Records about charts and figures
|---|

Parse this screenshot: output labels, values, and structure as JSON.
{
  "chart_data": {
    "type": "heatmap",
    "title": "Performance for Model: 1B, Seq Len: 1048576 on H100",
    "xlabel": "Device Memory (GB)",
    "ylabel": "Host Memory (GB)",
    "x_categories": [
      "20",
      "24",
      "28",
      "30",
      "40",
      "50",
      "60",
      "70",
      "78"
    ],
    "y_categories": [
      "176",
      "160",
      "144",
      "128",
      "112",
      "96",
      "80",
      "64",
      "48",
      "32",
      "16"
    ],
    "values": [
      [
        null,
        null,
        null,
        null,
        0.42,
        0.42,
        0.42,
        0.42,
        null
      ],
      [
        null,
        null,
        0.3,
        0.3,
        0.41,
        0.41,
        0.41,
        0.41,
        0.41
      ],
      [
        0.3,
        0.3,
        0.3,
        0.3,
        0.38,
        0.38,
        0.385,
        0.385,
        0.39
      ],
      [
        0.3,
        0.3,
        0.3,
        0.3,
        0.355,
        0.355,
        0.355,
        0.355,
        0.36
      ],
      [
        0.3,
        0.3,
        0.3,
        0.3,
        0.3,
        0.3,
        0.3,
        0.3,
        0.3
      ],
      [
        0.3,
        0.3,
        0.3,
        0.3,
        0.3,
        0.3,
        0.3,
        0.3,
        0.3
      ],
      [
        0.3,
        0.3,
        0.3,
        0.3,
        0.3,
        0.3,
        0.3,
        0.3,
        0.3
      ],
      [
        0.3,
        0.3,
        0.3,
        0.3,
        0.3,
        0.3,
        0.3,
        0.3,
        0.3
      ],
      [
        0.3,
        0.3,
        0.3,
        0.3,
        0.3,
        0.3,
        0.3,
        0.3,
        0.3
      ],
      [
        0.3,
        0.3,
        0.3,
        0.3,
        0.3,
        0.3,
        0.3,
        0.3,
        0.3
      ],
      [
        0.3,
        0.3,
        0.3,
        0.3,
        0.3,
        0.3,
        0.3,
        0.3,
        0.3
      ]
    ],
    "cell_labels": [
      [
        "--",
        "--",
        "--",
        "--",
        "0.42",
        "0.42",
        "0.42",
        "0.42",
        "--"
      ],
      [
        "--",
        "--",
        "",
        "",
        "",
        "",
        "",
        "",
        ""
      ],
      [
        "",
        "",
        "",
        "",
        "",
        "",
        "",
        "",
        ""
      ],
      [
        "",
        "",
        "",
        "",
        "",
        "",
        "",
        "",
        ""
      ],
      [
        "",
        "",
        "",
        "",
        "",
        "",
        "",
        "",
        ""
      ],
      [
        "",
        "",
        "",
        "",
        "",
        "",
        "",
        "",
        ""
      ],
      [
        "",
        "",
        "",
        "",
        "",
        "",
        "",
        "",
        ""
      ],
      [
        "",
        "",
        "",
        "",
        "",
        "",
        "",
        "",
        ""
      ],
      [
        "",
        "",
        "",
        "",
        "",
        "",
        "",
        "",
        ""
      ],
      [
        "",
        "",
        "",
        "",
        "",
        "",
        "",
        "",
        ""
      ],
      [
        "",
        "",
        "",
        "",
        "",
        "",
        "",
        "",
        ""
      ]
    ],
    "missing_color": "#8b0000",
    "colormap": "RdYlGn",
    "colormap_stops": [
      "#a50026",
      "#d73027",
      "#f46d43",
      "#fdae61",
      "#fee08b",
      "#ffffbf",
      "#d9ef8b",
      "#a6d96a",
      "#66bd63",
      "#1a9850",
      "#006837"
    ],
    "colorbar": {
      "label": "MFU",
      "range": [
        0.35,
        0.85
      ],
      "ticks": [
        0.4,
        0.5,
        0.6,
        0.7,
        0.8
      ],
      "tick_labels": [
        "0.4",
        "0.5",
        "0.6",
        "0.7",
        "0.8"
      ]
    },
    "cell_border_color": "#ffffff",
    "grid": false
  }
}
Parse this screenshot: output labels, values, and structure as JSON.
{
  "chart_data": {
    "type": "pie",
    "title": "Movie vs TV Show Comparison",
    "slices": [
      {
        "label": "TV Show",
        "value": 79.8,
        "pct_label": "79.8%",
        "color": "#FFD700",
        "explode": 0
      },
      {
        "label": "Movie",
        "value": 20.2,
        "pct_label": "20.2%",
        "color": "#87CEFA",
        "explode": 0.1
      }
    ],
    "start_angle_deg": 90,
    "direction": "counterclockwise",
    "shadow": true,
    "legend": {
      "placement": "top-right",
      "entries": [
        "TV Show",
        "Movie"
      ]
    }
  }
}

|---|

Challenge:
Transcribe the full listing above without leaving anything out.

Correct response:
Parse this screenshot: output labels, values, and structure as JSON.
{
  "chart_data": {
    "type": "heatmap",
    "title": "Performance for Model: 1B, Seq Len: 1048576 on H100",
    "xlabel": "Device Memory (GB)",
    "ylabel": "Host Memory (GB)",
    "x_categories": [
      "20",
      "24",
      "28",
      "30",
      "40",
      "50",
      "60",
      "70",
      "78"
    ],
    "y_categories": [
      "176",
      "160",
      "144",
      "128",
      "112",
      "96",
      "80",
      "64",
      "48",
      "32",
      "16"
    ],
    "values": [
      [
        null,
        null,
        null,
        null,
        0.42,
        0.42,
        0.42,
        0.42,
        null
      ],
      [
        null,
        null,
        0.3,
        0.3,
        0.41,
        0.41,
        0.41,
        0.41,
        0.41
      ],
      [
        0.3,
        0.3,
        0.3,
        0.3,
        0.38,
        0.38,
        0.385,
        0.385,
        0.39
      ],
      [
        0.3,
        0.3,
        0.3,
        0.3,
        0.355,
        0.355,
        0.355,
        0.355,
        0.36
      ],
      [
        0.3,
        0.3,
        0.3,
        0.3,
        0.3,
        0.3,
        0.3,
        0.3,
        0.3
      ],
      [
        0.3,
        0.3,
        0.3,
        0.3,
        0.3,
        0.3,
        0.3,
        0.3,
        0.3
      ],
      [
        0.3,
        0.3,
        0.3,
        0.3,
        0.3,
        0.3,
        0.3,
        0.3,
        0.3
      ],
      [
        0.3,
        0.3,
        0.3,
        0.3,
        0.3,
        0.3,
        0.3,
        0.3,
        0.3
      ],
      [
        0.3,
        0.3,
        0.3,
        0.3,
        0.3,
        0.3,
        0.3,
        0.3,
        0.3
      ],
      [
        0.3,
        0.3,
        0.3,
        0.3,
        0.3,
        0.3,
        0.3,
        0.3,
        0.3
      ],
      [
        0.3,
        0.3,
        0.3,
        0.3,
        0.3,
        0.3,
        0.3,
        0.3,
        0.3
      ]
    ],
    "cell_labels": [
      [
        "--",
        "--",
        "--",
        "--",
        "0.42",
        "0.42",
        "0.42",
        "0.42",
        "--"
      ],
      [
        "--",
        "--",
        "",
        "",
        "",
        "",
        "",
        "",
        ""
      ],
      [
        "",
        "",
        "",
        "",
        "",
        "",
        "",
        "",
        ""
      ],
      [
        "",
        "",
        "",
        "",
        "",
        "",
        "",
        "",
        ""
      ],
      [
        "",
        "",
        "",
        "",
        "",
        "",
        "",
        "",
        ""
      ],
      [
        "",
        "",
        "",
        "",
        "",
        "",
        "",
        "",
        ""
      ],
      [
        "",
        "",
        "",
        "",
        "",
        "",
        "",
        "",
        ""
      ],
      [
        "",
        "",
        "",
        "",
        "",
        "",
        "",
        "",
        ""
      ],
      [
        "",
        "",
        "",
        "",
        "",
        "",
        "",
        "",
        ""
      ],
      [
        "",
        "",
        "",
        "",
        "",
        "",
        "",
        "",
        ""
      ],
      [
        "",
        "",
        "",
        "",
        "",
        "",
        "",
        "",
        ""
      ]
    ],
    "missing_color": "#8b0000",
    "colormap": "RdYlGn",
    "colormap_stops": [
      "#a50026",
      "#d73027",
      "#f46d43",
      "#fdae61",
      "#fee08b",
      "#ffffbf",
      "#d9ef8b",
      "#a6d96a",
      "#66bd63",
      "#1a9850",
      "#006837"
    ],
    "colorbar": {
      "label": "MFU",
      "range": [
        0.35,
        0.85
      ],
      "ticks": [
        0.4,
        0.5,
        0.6,
        0.7,
        0.8
      ],
      "tick_labels": [
        "0.4",
        "0.5",
        "0.6",
        "0.7",
        "0.8"
      ]
    },
    "cell_border_color": "#ffffff",
    "grid": false
  }
}
Parse this screenshot: output labels, values, and structure as JSON.
{
  "chart_data": {
    "type": "pie",
    "title": "Movie vs TV Show Comparison",
    "slices": [
      {
        "label": "TV Show",
        "value": 79.8,
        "pct_label": "79.8%",
        "color": "#FFD700",
        "explode": 0
      },
      {
        "label": "Movie",
        "value": 20.2,
        "pct_label": "20.2%",
        "color": "#87CEFA",
        "explode": 0.1
      }
    ],
    "start_angle_deg": 90,
    "direction": "counterclockwise",
    "shadow": true,
    "legend": {
      "placement": "top-right",
      "entries": [
        "TV Show",
        "Movie"
      ]
    }
  }
}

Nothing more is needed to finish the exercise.